» Description of the task
Read the listing below and copy out every line that holds "this".

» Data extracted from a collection

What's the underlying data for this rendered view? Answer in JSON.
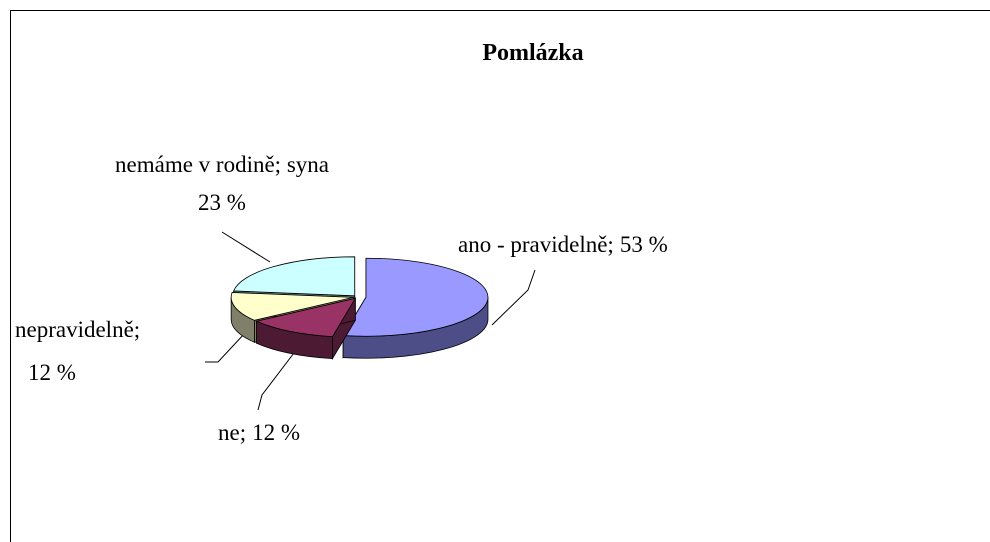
{
  "chart_data": {
    "type": "pie3d",
    "title": "Pomlázka",
    "categories": [
      "ano - pravidelně;",
      "ne;",
      "nepravidelně;",
      "nemáme v rodině; syna"
    ],
    "values": [
      53,
      12,
      12,
      23
    ],
    "value_labels": [
      "53 %",
      "12 %",
      "12 %",
      "23 %"
    ],
    "colors": [
      "#9999ff",
      "#993366",
      "#ffffcc",
      "#ccffff"
    ],
    "side_colors": [
      "#4d4d88",
      "#4d1a33",
      "#80806a",
      "#6a8888"
    ]
  }
}
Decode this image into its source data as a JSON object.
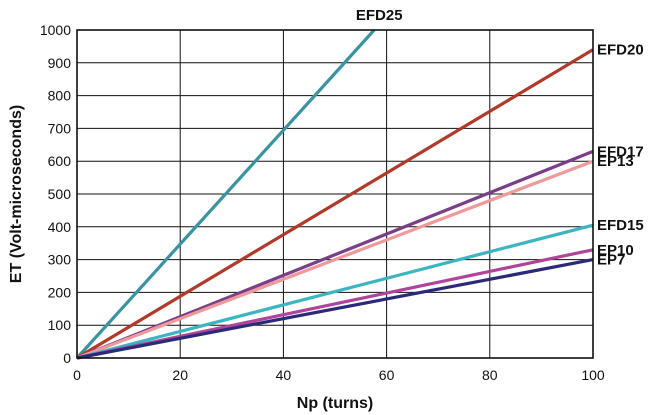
{
  "chart_data": {
    "type": "line",
    "xlabel": "Np (turns)",
    "ylabel": "ET (Volt-microseconds)",
    "xlim": [
      0,
      100
    ],
    "ylim": [
      0,
      1000
    ],
    "x_ticks": [
      0,
      20,
      40,
      60,
      80,
      100
    ],
    "y_ticks": [
      0,
      100,
      200,
      300,
      400,
      500,
      600,
      700,
      800,
      900,
      1000
    ],
    "x_tick_labels": [
      "0",
      "20",
      "40",
      "60",
      "80",
      "100"
    ],
    "y_tick_labels": [
      "0",
      "100",
      "200",
      "300",
      "400",
      "500",
      "600",
      "700",
      "800",
      "900",
      "1000"
    ],
    "grid": true,
    "series": [
      {
        "name": "EFD25",
        "color": "#3a93a0",
        "x": [
          0,
          57.6
        ],
        "y": [
          0,
          1000
        ],
        "label_position": "top"
      },
      {
        "name": "EFD20",
        "color": "#b03a2a",
        "x": [
          0,
          100
        ],
        "y": [
          0,
          940
        ],
        "label_position": "right"
      },
      {
        "name": "EFD17",
        "color": "#7b3f87",
        "x": [
          0,
          100
        ],
        "y": [
          0,
          630
        ],
        "label_position": "right"
      },
      {
        "name": "EP13",
        "color": "#ef9a9a",
        "x": [
          0,
          100
        ],
        "y": [
          0,
          600
        ],
        "label_position": "right"
      },
      {
        "name": "EFD15",
        "color": "#3bb5c0",
        "x": [
          0,
          100
        ],
        "y": [
          0,
          405
        ],
        "label_position": "right"
      },
      {
        "name": "EP10",
        "color": "#b0449a",
        "x": [
          0,
          100
        ],
        "y": [
          0,
          330
        ],
        "label_position": "right"
      },
      {
        "name": "EP7",
        "color": "#2b2a7a",
        "x": [
          0,
          100
        ],
        "y": [
          0,
          300
        ],
        "label_position": "right"
      }
    ]
  }
}
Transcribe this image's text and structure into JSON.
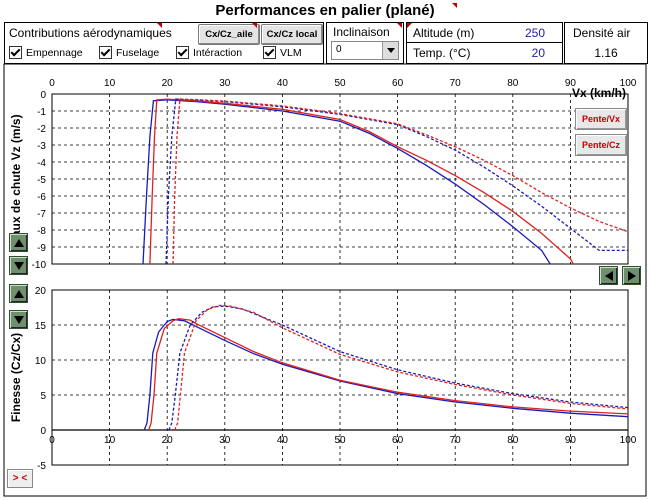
{
  "title": "Performances en palier (plané)",
  "contributions": {
    "heading": "Contributions aérodynamiques",
    "checkboxes": [
      {
        "label": "Empennage",
        "checked": true
      },
      {
        "label": "Fuselage",
        "checked": true
      },
      {
        "label": "Intéraction",
        "checked": true
      },
      {
        "label": "VLM",
        "checked": true
      }
    ],
    "btn_aile": "Cx/Cz_aile",
    "btn_local": "Cx/Cz local"
  },
  "inclinaison": {
    "label": "Inclinaison",
    "value": "0"
  },
  "altitude": {
    "label": "Altitude (m)",
    "value": "250"
  },
  "temperature": {
    "label": "Temp. (°C)",
    "value": "20"
  },
  "densite": {
    "label": "Densité air",
    "value": "1.16"
  },
  "buttons": {
    "pente_vx": "Pente/Vx",
    "pente_cz": "Pente/Cz",
    "toggle": "> <"
  },
  "colors": {
    "blue": "#1a1ab8",
    "red": "#e02020",
    "purple": "#8a1e8a",
    "grid": "#000000"
  },
  "icons": [
    "arrow-up-icon",
    "arrow-down-icon",
    "arrow-left-icon",
    "arrow-right-icon"
  ],
  "chart_data": [
    {
      "type": "line",
      "xlabel": "Vx (km/h)",
      "ylabel": "Taux de chute Vz (m/s)",
      "xlim": [
        0,
        100
      ],
      "ylim": [
        -10,
        0
      ],
      "xticks": [
        0,
        10,
        20,
        30,
        40,
        50,
        60,
        70,
        80,
        90,
        100
      ],
      "yticks": [
        0,
        -1,
        -2,
        -3,
        -4,
        -5,
        -6,
        -7,
        -8,
        -9,
        -10
      ],
      "grid": true,
      "series": [
        {
          "color": "#1a1ab8",
          "style": "solid",
          "points": [
            [
              15.8,
              -10
            ],
            [
              16.4,
              -6
            ],
            [
              17.0,
              -2.5
            ],
            [
              17.6,
              -0.4
            ],
            [
              20,
              -0.35
            ],
            [
              25,
              -0.45
            ],
            [
              30,
              -0.6
            ],
            [
              40,
              -1.0
            ],
            [
              50,
              -1.6
            ],
            [
              55,
              -2.3
            ],
            [
              60,
              -3.2
            ],
            [
              65,
              -4.2
            ],
            [
              70,
              -5.3
            ],
            [
              75,
              -6.5
            ],
            [
              80,
              -7.8
            ],
            [
              85,
              -9.2
            ],
            [
              86.5,
              -10
            ]
          ]
        },
        {
          "color": "#e02020",
          "style": "solid",
          "points": [
            [
              17.0,
              -10
            ],
            [
              17.4,
              -6
            ],
            [
              17.8,
              -2.5
            ],
            [
              18.2,
              -0.35
            ],
            [
              20,
              -0.3
            ],
            [
              25,
              -0.4
            ],
            [
              30,
              -0.55
            ],
            [
              40,
              -0.9
            ],
            [
              50,
              -1.5
            ],
            [
              55,
              -2.2
            ],
            [
              60,
              -3.1
            ],
            [
              65,
              -3.9
            ],
            [
              70,
              -4.8
            ],
            [
              75,
              -5.8
            ],
            [
              80,
              -6.9
            ],
            [
              85,
              -8.2
            ],
            [
              90,
              -9.7
            ],
            [
              90.5,
              -10
            ]
          ]
        },
        {
          "color": "#1a1ab8",
          "style": "dashed",
          "points": [
            [
              19.8,
              -10
            ],
            [
              20.2,
              -6
            ],
            [
              20.8,
              -2.5
            ],
            [
              21.5,
              -0.3
            ],
            [
              25,
              -0.35
            ],
            [
              30,
              -0.45
            ],
            [
              40,
              -0.75
            ],
            [
              50,
              -1.2
            ],
            [
              60,
              -1.8
            ],
            [
              65,
              -2.5
            ],
            [
              70,
              -3.3
            ],
            [
              75,
              -4.3
            ],
            [
              80,
              -5.4
            ],
            [
              85,
              -6.6
            ],
            [
              90,
              -7.9
            ],
            [
              95,
              -9.2
            ],
            [
              100,
              -9.2
            ]
          ]
        },
        {
          "color": "#e02020",
          "style": "dashed",
          "points": [
            [
              21.0,
              -10
            ],
            [
              21.3,
              -6
            ],
            [
              21.7,
              -2.5
            ],
            [
              22.2,
              -0.3
            ],
            [
              25,
              -0.33
            ],
            [
              30,
              -0.42
            ],
            [
              40,
              -0.7
            ],
            [
              50,
              -1.15
            ],
            [
              60,
              -1.75
            ],
            [
              65,
              -2.4
            ],
            [
              70,
              -3.1
            ],
            [
              75,
              -3.9
            ],
            [
              80,
              -4.8
            ],
            [
              85,
              -5.8
            ],
            [
              90,
              -6.7
            ],
            [
              95,
              -7.5
            ],
            [
              100,
              -8.1
            ]
          ]
        }
      ]
    },
    {
      "type": "line",
      "xlabel": "",
      "ylabel": "Finesse (Cz/Cx)",
      "xlim": [
        0,
        100
      ],
      "ylim": [
        -5,
        20
      ],
      "xticks": [
        0,
        10,
        20,
        30,
        40,
        50,
        60,
        70,
        80,
        90,
        100
      ],
      "yticks": [
        20,
        15,
        10,
        5,
        0,
        -5
      ],
      "grid": true,
      "series": [
        {
          "color": "#1a1ab8",
          "style": "solid",
          "points": [
            [
              16.0,
              0
            ],
            [
              16.5,
              1
            ],
            [
              17.0,
              5
            ],
            [
              17.5,
              11
            ],
            [
              18.5,
              14
            ],
            [
              20,
              15.5
            ],
            [
              21,
              15.8
            ],
            [
              23,
              15.6
            ],
            [
              25,
              14.8
            ],
            [
              30,
              12.8
            ],
            [
              35,
              10.9
            ],
            [
              40,
              9.4
            ],
            [
              50,
              7.0
            ],
            [
              60,
              5.2
            ],
            [
              70,
              4.0
            ],
            [
              80,
              3.1
            ],
            [
              90,
              2.4
            ],
            [
              100,
              1.9
            ]
          ]
        },
        {
          "color": "#e02020",
          "style": "solid",
          "points": [
            [
              16.8,
              0
            ],
            [
              17.2,
              1
            ],
            [
              17.7,
              5
            ],
            [
              18.2,
              11
            ],
            [
              19.5,
              14.5
            ],
            [
              21,
              15.6
            ],
            [
              22,
              15.9
            ],
            [
              24,
              15.7
            ],
            [
              25,
              15.2
            ],
            [
              30,
              13.2
            ],
            [
              35,
              11.2
            ],
            [
              40,
              9.6
            ],
            [
              50,
              7.1
            ],
            [
              60,
              5.4
            ],
            [
              70,
              4.2
            ],
            [
              80,
              3.3
            ],
            [
              90,
              2.7
            ],
            [
              100,
              2.3
            ]
          ]
        },
        {
          "color": "#1a1ab8",
          "style": "dashed",
          "points": [
            [
              20.3,
              0
            ],
            [
              20.8,
              1
            ],
            [
              21.4,
              5
            ],
            [
              22.2,
              11
            ],
            [
              24,
              15.0
            ],
            [
              26,
              16.8
            ],
            [
              28,
              17.6
            ],
            [
              30,
              17.7
            ],
            [
              33,
              17.3
            ],
            [
              40,
              15.0
            ],
            [
              50,
              11.2
            ],
            [
              60,
              8.6
            ],
            [
              70,
              6.7
            ],
            [
              80,
              5.2
            ],
            [
              90,
              4.0
            ],
            [
              100,
              3.2
            ]
          ]
        },
        {
          "color": "#e02020",
          "style": "dashed",
          "points": [
            [
              21.3,
              0
            ],
            [
              21.8,
              1
            ],
            [
              22.3,
              5
            ],
            [
              23.0,
              11
            ],
            [
              25,
              15.6
            ],
            [
              27,
              17.2
            ],
            [
              29,
              17.8
            ],
            [
              31,
              17.7
            ],
            [
              35,
              16.8
            ],
            [
              40,
              14.6
            ],
            [
              50,
              10.8
            ],
            [
              60,
              8.3
            ],
            [
              70,
              6.5
            ],
            [
              80,
              5.0
            ],
            [
              90,
              3.8
            ],
            [
              100,
              3.0
            ]
          ]
        }
      ]
    }
  ]
}
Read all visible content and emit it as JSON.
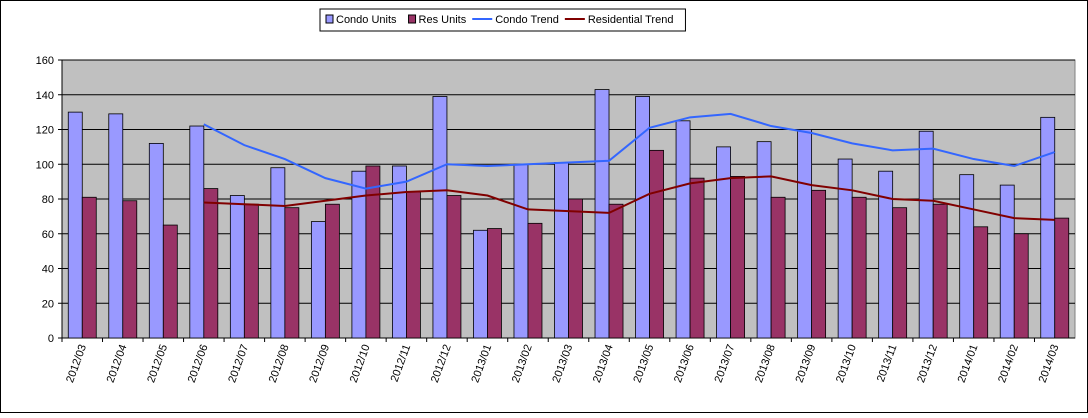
{
  "chart_data": {
    "type": "bar_line",
    "categories": [
      "2012/03",
      "2012/04",
      "2012/05",
      "2012/06",
      "2012/07",
      "2012/08",
      "2012/09",
      "2012/10",
      "2012/11",
      "2012/12",
      "2013/01",
      "2013/02",
      "2013/03",
      "2013/04",
      "2013/05",
      "2013/06",
      "2013/07",
      "2013/08",
      "2013/09",
      "2013/10",
      "2013/11",
      "2013/12",
      "2014/01",
      "2014/02",
      "2014/03"
    ],
    "series": [
      {
        "name": "Condo Units",
        "type": "bar",
        "color": "#9999ff",
        "values": [
          130,
          129,
          112,
          122,
          82,
          98,
          67,
          96,
          99,
          139,
          62,
          100,
          101,
          143,
          139,
          125,
          110,
          113,
          120,
          103,
          96,
          119,
          94,
          88,
          127
        ]
      },
      {
        "name": "Res Units",
        "type": "bar",
        "color": "#993366",
        "values": [
          81,
          79,
          65,
          86,
          77,
          75,
          77,
          99,
          84,
          82,
          63,
          66,
          80,
          77,
          108,
          92,
          93,
          81,
          85,
          81,
          75,
          77,
          64,
          60,
          69
        ]
      },
      {
        "name": "Condo Trend",
        "type": "line",
        "color": "#3366ff",
        "values": [
          null,
          null,
          null,
          123,
          111,
          103,
          92,
          86,
          90,
          100,
          99,
          100,
          101,
          102,
          121,
          127,
          129,
          122,
          118,
          112,
          108,
          109,
          103,
          99,
          107
        ]
      },
      {
        "name": "Residential Trend",
        "type": "line",
        "color": "#800000",
        "values": [
          null,
          null,
          null,
          78,
          77,
          76,
          79,
          82,
          84,
          85,
          82,
          74,
          73,
          72,
          83,
          89,
          92,
          93,
          88,
          85,
          80,
          79,
          74,
          69,
          68
        ]
      }
    ],
    "ylim": [
      0,
      160
    ],
    "yticks": [
      0,
      20,
      40,
      60,
      80,
      100,
      120,
      140,
      160
    ],
    "grid": true,
    "legend": "top",
    "plot_background": "#c0c0c0"
  }
}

» Finished answer
What's the underlying data for this rendered view? Answer in JSON.
Decode this image into its source data as a JSON object.
Transcribe this image's text and structure into JSON.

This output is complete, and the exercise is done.